Will you transcribe the entries that follow, exactly and in full?
## begin Data entries
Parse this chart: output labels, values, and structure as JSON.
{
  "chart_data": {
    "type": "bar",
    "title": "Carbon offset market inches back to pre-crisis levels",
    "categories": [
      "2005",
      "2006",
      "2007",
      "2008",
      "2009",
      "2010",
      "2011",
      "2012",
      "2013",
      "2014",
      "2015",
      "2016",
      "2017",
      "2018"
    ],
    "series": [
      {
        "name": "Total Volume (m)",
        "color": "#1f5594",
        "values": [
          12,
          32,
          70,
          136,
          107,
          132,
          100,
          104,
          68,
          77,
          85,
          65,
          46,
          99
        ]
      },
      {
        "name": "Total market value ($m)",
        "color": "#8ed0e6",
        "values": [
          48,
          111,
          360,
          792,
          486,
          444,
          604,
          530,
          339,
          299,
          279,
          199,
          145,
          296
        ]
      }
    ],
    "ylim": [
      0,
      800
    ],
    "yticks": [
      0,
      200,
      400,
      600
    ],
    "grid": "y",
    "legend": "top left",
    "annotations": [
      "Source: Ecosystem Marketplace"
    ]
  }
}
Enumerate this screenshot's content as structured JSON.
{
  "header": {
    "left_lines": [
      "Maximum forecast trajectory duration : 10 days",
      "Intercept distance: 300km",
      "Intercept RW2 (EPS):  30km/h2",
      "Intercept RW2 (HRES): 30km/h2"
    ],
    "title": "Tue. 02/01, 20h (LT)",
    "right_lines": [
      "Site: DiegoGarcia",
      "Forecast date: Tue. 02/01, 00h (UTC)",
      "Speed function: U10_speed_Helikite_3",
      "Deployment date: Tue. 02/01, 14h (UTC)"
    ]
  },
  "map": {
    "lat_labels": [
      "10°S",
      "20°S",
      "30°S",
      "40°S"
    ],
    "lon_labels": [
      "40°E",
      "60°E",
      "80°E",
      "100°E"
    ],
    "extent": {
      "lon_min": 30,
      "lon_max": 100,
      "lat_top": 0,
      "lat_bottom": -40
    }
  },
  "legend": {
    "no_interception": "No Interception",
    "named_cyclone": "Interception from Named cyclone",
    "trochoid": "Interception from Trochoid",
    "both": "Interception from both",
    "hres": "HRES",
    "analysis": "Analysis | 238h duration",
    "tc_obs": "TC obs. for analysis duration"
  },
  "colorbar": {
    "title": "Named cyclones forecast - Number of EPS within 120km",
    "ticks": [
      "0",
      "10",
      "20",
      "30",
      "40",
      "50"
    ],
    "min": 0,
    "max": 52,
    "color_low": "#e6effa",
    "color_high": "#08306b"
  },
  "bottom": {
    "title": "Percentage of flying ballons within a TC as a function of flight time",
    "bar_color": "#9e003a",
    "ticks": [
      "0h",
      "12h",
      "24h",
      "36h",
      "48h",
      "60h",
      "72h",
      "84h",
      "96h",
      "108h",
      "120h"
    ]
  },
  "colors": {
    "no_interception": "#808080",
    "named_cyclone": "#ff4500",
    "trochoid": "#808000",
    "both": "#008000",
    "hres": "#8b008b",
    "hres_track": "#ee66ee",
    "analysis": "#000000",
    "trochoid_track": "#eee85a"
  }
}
## end Data entries
→ Solution for this problem
Parse this chart: output labels, values, and structure as JSON.
{
  "chart_data": {
    "type": "bar",
    "title": "Carbon offset market inches back to pre-crisis levels",
    "categories": [
      "2005",
      "2006",
      "2007",
      "2008",
      "2009",
      "2010",
      "2011",
      "2012",
      "2013",
      "2014",
      "2015",
      "2016",
      "2017",
      "2018"
    ],
    "series": [
      {
        "name": "Total Volume (m)",
        "color": "#1f5594",
        "values": [
          12,
          32,
          70,
          136,
          107,
          132,
          100,
          104,
          68,
          77,
          85,
          65,
          46,
          99
        ]
      },
      {
        "name": "Total market value ($m)",
        "color": "#8ed0e6",
        "values": [
          48,
          111,
          360,
          792,
          486,
          444,
          604,
          530,
          339,
          299,
          279,
          199,
          145,
          296
        ]
      }
    ],
    "ylim": [
      0,
      800
    ],
    "yticks": [
      0,
      200,
      400,
      600
    ],
    "grid": "y",
    "legend": "top left",
    "annotations": [
      "Source: Ecosystem Marketplace"
    ]
  }
}
Enumerate this screenshot's content as structured JSON.
{
  "header": {
    "left_lines": [
      "Maximum forecast trajectory duration : 10 days",
      "Intercept distance: 300km",
      "Intercept RW2 (EPS):  30km/h2",
      "Intercept RW2 (HRES): 30km/h2"
    ],
    "title": "Tue. 02/01, 20h (LT)",
    "right_lines": [
      "Site: DiegoGarcia",
      "Forecast date: Tue. 02/01, 00h (UTC)",
      "Speed function: U10_speed_Helikite_3",
      "Deployment date: Tue. 02/01, 14h (UTC)"
    ]
  },
  "map": {
    "lat_labels": [
      "10°S",
      "20°S",
      "30°S",
      "40°S"
    ],
    "lon_labels": [
      "40°E",
      "60°E",
      "80°E",
      "100°E"
    ],
    "extent": {
      "lon_min": 30,
      "lon_max": 100,
      "lat_top": 0,
      "lat_bottom": -40
    }
  },
  "legend": {
    "no_interception": "No Interception",
    "named_cyclone": "Interception from Named cyclone",
    "trochoid": "Interception from Trochoid",
    "both": "Interception from both",
    "hres": "HRES",
    "analysis": "Analysis | 238h duration",
    "tc_obs": "TC obs. for analysis duration"
  },
  "colorbar": {
    "title": "Named cyclones forecast - Number of EPS within 120km",
    "ticks": [
      "0",
      "10",
      "20",
      "30",
      "40",
      "50"
    ],
    "min": 0,
    "max": 52,
    "color_low": "#e6effa",
    "color_high": "#08306b"
  },
  "bottom": {
    "title": "Percentage of flying ballons within a TC as a function of flight time",
    "bar_color": "#9e003a",
    "ticks": [
      "0h",
      "12h",
      "24h",
      "36h",
      "48h",
      "60h",
      "72h",
      "84h",
      "96h",
      "108h",
      "120h"
    ]
  },
  "colors": {
    "no_interception": "#808080",
    "named_cyclone": "#ff4500",
    "trochoid": "#808000",
    "both": "#008000",
    "hres": "#8b008b",
    "hres_track": "#ee66ee",
    "analysis": "#000000",
    "trochoid_track": "#eee85a"
  }
}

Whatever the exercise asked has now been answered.